==== Data shown

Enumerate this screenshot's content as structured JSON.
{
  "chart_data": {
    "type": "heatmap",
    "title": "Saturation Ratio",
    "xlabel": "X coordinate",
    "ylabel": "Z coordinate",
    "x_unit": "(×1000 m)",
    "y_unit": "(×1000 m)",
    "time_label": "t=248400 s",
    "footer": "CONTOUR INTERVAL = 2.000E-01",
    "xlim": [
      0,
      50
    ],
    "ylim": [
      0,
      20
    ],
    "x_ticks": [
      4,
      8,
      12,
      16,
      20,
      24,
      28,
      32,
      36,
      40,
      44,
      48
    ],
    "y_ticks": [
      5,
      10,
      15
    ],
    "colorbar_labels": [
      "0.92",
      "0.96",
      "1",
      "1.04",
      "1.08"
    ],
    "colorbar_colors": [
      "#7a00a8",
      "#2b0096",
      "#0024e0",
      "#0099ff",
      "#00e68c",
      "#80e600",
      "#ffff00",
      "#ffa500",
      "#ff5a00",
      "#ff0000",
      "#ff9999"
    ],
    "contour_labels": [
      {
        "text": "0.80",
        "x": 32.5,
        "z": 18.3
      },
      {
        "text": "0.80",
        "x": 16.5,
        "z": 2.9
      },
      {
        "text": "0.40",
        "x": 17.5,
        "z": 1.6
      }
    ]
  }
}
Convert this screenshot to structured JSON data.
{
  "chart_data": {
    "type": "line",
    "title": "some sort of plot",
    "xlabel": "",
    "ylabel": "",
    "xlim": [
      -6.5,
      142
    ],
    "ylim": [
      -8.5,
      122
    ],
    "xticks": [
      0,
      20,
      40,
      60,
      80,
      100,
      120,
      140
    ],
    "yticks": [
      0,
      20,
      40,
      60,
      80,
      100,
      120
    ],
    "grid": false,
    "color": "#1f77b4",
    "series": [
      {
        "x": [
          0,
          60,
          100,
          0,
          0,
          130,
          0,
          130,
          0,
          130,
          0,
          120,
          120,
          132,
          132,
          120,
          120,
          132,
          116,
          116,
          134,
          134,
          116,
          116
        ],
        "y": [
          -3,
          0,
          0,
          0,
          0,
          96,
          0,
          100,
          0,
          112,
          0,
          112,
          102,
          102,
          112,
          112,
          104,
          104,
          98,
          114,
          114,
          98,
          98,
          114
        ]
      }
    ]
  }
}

========

■ **Requirement**:
Copy exactly, and only, the lines from the one containing "Convert this screenshot" through the last line of the listing.

■ **Result of the task**:
Convert this screenshot to structured JSON data.
{
  "chart_data": {
    "type": "line",
    "title": "some sort of plot",
    "xlabel": "",
    "ylabel": "",
    "xlim": [
      -6.5,
      142
    ],
    "ylim": [
      -8.5,
      122
    ],
    "xticks": [
      0,
      20,
      40,
      60,
      80,
      100,
      120,
      140
    ],
    "yticks": [
      0,
      20,
      40,
      60,
      80,
      100,
      120
    ],
    "grid": false,
    "color": "#1f77b4",
    "series": [
      {
        "x": [
          0,
          60,
          100,
          0,
          0,
          130,
          0,
          130,
          0,
          130,
          0,
          120,
          120,
          132,
          132,
          120,
          120,
          132,
          116,
          116,
          134,
          134,
          116,
          116
        ],
        "y": [
          -3,
          0,
          0,
          0,
          0,
          96,
          0,
          100,
          0,
          112,
          0,
          112,
          102,
          102,
          112,
          112,
          104,
          104,
          98,
          114,
          114,
          98,
          98,
          114
        ]
      }
    ]
  }
}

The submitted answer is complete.